Problem details: Of the lines in these entries, how many contain the string "Xtrack"? Give the number and nothing else.

Extracted data:

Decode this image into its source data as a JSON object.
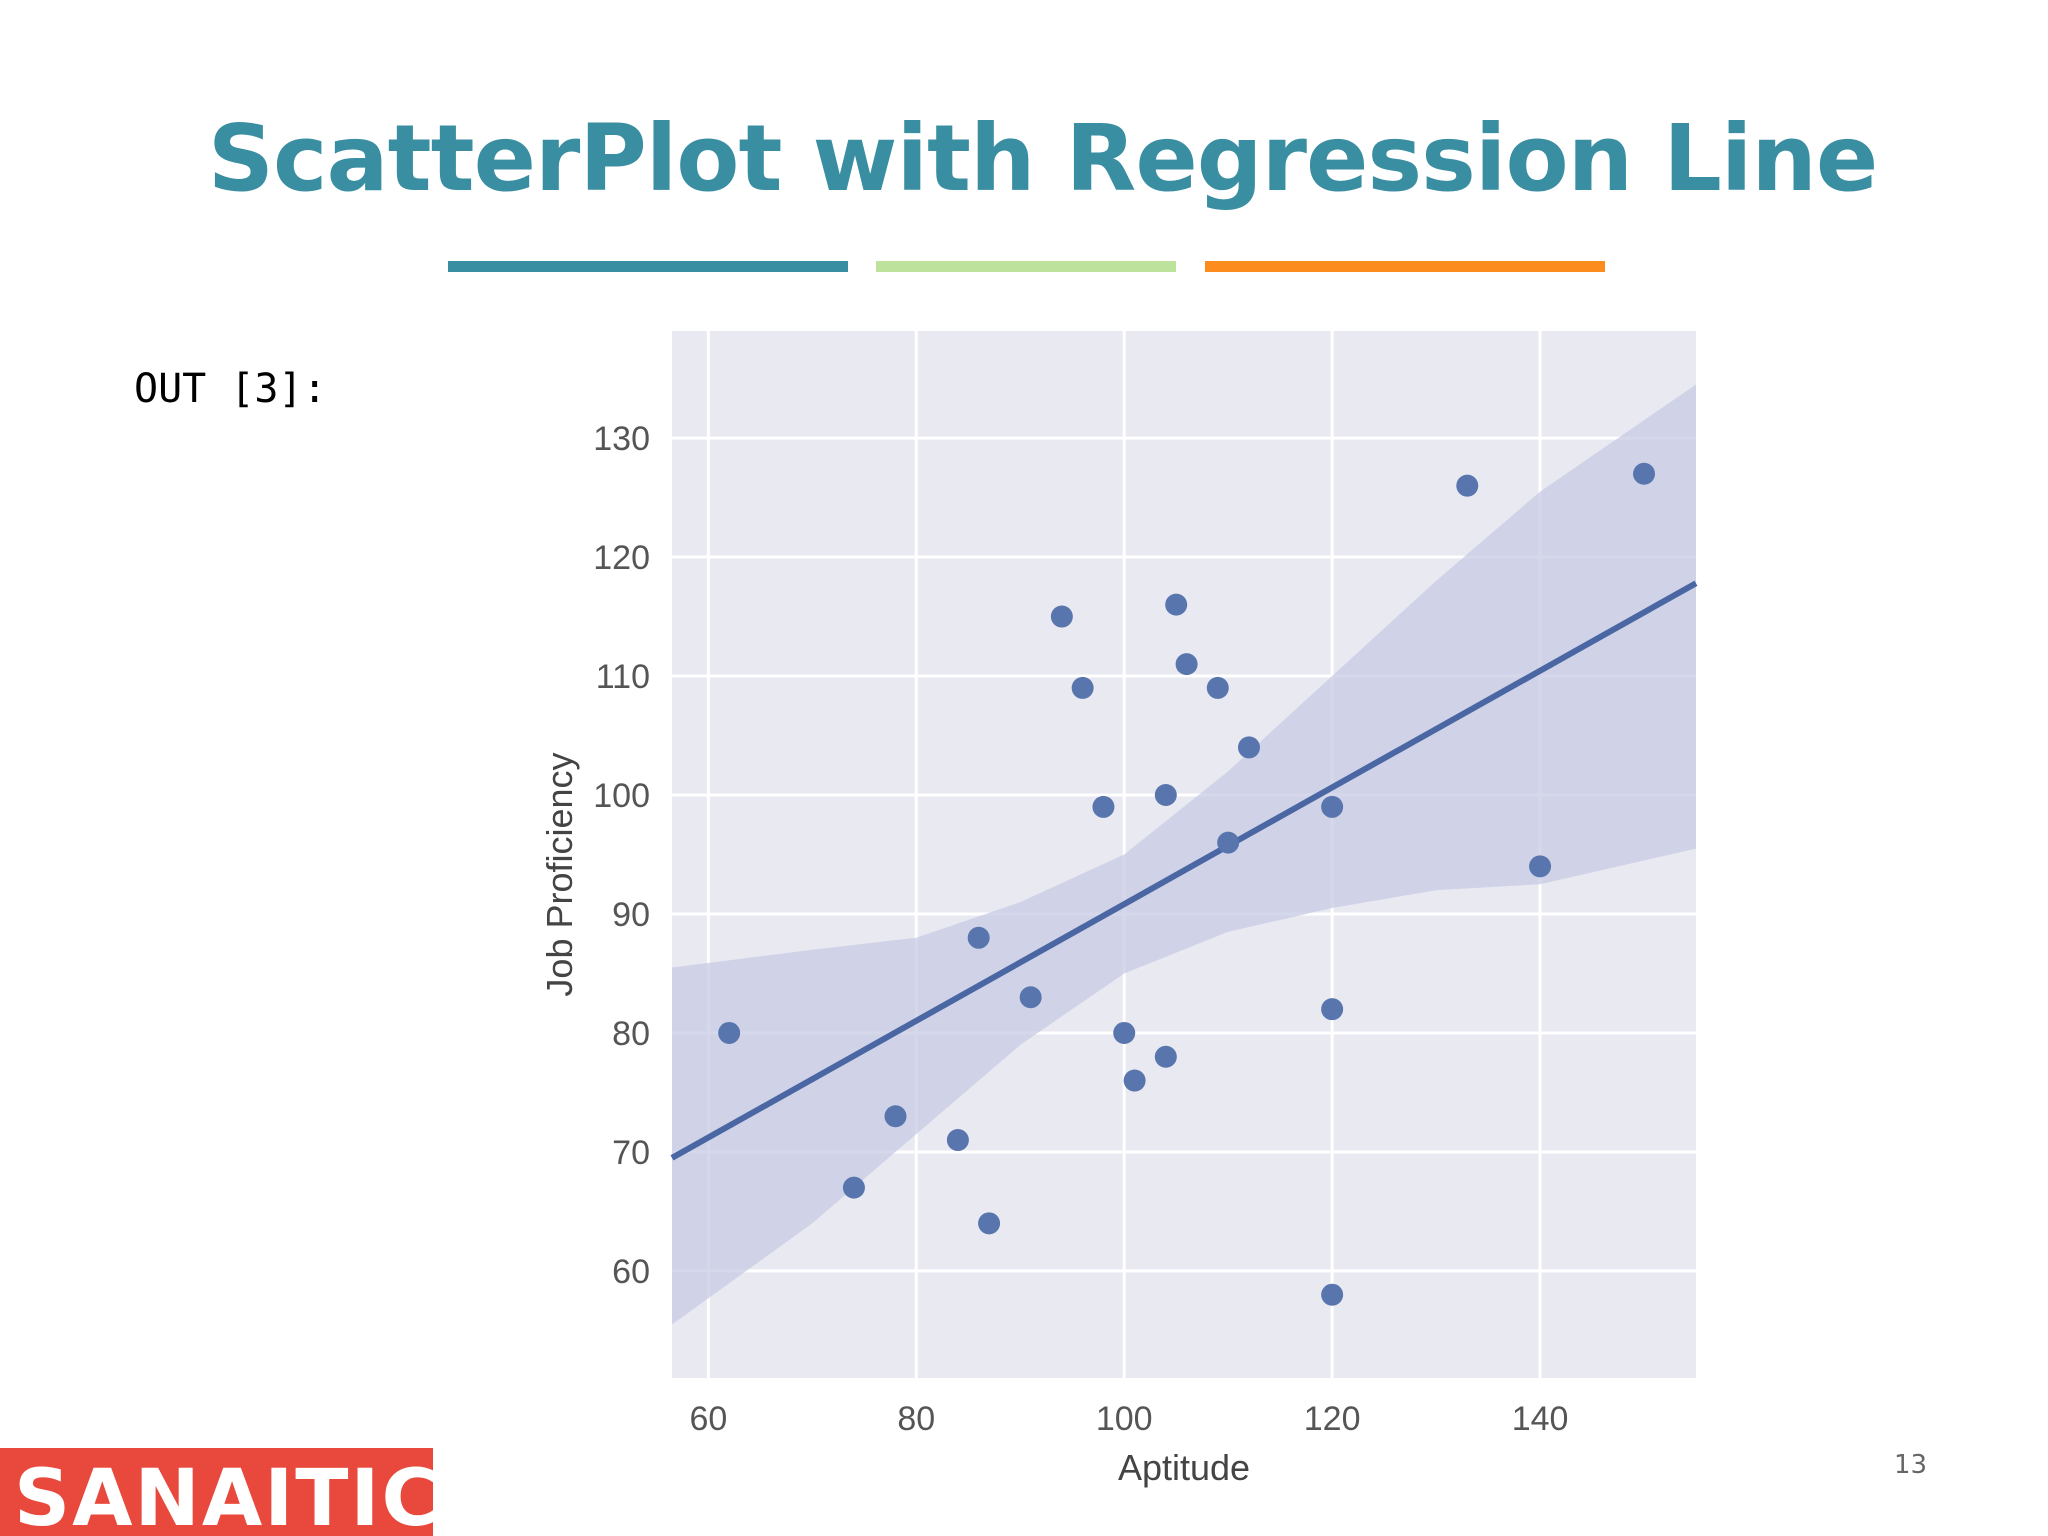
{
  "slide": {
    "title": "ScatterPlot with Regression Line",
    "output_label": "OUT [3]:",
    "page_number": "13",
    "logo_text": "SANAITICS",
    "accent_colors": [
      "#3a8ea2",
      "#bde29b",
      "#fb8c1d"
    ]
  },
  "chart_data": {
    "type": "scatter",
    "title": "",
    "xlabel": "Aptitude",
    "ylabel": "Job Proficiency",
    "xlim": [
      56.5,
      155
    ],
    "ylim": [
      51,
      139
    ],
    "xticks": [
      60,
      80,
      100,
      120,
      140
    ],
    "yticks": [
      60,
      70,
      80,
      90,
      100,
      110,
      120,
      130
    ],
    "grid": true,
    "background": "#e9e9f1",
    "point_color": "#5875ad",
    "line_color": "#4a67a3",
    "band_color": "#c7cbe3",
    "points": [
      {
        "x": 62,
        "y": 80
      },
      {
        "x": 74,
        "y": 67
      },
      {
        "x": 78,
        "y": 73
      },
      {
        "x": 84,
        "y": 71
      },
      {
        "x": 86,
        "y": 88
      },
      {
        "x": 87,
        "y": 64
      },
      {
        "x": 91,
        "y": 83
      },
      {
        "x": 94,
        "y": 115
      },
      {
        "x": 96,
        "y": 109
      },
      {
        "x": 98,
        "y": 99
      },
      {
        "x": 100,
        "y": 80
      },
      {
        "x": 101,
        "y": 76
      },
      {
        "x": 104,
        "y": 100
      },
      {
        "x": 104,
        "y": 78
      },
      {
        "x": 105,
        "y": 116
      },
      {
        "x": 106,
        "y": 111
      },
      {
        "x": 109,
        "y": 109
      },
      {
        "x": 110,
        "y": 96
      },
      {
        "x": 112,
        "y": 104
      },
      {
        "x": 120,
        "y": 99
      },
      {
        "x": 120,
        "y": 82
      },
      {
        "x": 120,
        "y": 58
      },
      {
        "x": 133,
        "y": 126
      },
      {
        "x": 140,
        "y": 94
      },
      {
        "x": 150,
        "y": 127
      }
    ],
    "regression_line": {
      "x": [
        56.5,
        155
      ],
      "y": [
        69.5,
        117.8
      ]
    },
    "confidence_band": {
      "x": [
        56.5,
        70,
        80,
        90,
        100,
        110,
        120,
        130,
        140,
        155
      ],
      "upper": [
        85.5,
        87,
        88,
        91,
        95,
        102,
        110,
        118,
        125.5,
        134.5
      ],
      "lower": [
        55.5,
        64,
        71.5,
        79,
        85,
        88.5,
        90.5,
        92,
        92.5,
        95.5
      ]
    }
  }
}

---

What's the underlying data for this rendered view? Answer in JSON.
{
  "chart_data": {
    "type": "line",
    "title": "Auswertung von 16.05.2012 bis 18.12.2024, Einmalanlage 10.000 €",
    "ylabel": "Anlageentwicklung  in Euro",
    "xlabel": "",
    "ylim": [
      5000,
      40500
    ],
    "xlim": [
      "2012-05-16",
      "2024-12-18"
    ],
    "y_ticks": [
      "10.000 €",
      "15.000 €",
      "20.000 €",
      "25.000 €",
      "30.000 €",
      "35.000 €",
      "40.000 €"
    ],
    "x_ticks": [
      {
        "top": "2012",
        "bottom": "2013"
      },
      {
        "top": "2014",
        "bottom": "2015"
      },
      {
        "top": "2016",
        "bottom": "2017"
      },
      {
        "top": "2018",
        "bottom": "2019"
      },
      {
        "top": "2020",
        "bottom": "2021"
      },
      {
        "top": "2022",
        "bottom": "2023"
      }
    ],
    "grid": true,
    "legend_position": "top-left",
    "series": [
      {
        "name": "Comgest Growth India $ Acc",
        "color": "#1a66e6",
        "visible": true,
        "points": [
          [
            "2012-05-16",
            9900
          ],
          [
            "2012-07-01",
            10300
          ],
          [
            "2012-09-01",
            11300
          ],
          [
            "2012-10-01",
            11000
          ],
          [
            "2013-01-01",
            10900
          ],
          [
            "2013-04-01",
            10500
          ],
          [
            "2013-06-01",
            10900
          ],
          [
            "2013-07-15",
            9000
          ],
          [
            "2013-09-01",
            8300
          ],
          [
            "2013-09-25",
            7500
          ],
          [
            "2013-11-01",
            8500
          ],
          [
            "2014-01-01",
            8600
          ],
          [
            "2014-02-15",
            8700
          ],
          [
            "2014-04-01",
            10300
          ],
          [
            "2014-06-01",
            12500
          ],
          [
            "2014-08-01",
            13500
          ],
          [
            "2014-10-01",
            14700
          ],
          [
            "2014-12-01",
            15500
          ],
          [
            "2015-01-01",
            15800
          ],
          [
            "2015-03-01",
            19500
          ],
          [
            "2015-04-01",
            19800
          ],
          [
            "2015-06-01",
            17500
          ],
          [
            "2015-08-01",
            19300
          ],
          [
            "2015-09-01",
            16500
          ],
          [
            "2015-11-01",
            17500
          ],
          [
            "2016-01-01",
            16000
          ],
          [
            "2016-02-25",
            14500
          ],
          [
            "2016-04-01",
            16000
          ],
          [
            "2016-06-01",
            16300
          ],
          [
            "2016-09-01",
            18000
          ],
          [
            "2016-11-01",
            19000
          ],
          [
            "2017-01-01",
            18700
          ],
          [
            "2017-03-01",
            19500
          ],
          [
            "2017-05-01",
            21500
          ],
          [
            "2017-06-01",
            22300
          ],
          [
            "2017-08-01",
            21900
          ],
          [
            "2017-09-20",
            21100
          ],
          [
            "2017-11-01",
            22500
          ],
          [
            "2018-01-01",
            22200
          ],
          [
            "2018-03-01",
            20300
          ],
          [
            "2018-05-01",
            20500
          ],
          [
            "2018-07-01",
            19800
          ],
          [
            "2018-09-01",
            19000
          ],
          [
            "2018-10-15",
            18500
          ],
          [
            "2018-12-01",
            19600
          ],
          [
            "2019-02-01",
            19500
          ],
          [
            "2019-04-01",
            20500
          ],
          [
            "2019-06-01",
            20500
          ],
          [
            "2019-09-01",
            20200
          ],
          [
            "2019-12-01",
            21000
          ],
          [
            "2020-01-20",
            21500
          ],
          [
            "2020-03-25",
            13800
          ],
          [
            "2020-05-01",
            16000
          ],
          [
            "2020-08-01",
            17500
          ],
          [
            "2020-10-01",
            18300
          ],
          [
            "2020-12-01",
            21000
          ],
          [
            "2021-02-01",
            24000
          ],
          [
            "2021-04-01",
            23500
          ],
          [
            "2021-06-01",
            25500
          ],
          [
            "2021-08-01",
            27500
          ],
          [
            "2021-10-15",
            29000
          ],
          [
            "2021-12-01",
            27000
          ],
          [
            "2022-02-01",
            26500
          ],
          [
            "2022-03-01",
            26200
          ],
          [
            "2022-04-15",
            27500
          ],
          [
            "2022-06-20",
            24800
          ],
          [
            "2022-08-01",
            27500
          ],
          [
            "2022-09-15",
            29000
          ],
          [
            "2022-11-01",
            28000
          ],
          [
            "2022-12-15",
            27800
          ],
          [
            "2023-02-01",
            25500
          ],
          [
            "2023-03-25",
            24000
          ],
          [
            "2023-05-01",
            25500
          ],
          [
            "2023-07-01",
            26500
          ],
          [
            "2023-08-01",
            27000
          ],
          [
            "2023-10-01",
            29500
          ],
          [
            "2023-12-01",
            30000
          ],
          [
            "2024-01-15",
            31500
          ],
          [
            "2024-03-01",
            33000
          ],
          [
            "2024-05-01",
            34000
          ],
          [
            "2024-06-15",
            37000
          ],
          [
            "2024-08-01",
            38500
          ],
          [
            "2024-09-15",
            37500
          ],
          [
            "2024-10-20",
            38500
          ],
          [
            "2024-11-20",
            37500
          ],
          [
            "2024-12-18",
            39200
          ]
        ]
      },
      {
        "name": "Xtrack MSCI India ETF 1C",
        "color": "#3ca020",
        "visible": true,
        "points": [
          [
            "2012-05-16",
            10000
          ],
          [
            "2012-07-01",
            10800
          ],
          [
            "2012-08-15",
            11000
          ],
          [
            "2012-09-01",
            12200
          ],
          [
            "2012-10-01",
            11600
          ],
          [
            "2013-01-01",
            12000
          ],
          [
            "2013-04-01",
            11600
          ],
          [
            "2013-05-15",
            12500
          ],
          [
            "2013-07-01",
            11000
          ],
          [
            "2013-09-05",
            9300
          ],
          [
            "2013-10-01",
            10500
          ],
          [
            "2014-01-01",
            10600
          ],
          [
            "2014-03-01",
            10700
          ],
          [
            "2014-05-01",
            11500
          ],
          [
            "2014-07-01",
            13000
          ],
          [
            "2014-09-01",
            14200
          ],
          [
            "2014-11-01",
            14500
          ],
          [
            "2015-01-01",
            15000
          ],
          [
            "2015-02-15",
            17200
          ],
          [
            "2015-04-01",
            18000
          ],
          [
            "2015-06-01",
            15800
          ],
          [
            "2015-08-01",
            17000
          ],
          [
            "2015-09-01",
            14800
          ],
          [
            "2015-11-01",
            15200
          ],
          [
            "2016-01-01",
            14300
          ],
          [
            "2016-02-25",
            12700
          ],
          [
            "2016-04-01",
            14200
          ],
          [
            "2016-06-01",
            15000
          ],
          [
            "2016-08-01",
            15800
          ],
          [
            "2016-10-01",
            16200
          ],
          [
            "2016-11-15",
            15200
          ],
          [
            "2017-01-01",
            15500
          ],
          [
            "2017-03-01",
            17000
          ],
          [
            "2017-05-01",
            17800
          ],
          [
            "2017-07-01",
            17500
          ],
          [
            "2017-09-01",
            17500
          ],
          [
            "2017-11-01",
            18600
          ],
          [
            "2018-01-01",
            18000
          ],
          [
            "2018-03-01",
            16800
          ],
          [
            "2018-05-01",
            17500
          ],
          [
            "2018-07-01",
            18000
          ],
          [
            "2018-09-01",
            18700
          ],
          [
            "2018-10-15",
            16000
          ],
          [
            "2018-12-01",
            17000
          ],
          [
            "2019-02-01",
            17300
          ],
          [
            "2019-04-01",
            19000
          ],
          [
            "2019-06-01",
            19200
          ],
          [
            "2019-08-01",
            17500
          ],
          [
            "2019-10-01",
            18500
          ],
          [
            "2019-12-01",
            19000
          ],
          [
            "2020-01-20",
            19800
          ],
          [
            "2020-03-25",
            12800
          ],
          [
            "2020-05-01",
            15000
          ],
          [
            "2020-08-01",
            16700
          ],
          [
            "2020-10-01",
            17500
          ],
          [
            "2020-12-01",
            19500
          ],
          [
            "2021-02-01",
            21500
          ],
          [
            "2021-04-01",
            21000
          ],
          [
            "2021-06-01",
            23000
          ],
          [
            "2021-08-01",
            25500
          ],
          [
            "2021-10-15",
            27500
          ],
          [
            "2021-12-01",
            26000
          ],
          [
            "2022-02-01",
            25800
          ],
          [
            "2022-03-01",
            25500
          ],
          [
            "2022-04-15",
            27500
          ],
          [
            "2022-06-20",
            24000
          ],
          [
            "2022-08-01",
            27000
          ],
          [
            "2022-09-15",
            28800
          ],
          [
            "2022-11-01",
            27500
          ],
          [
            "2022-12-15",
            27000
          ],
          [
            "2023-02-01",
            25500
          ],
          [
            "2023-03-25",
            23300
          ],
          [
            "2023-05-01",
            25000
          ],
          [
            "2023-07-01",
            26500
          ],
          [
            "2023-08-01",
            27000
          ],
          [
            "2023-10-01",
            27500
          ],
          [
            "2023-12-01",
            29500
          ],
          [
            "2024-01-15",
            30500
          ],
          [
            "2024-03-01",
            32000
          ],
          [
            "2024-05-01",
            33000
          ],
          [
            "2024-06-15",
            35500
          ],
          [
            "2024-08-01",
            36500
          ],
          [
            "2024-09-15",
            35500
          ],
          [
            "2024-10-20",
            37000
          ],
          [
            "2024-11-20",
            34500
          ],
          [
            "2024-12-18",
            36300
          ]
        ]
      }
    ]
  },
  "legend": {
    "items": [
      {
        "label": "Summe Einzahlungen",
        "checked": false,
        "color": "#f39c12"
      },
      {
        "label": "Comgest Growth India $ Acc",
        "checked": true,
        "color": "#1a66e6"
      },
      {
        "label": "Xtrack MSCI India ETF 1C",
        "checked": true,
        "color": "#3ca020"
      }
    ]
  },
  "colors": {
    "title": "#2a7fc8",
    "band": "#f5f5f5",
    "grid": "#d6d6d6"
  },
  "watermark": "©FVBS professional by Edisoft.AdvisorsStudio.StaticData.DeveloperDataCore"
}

Result of this exercise: 2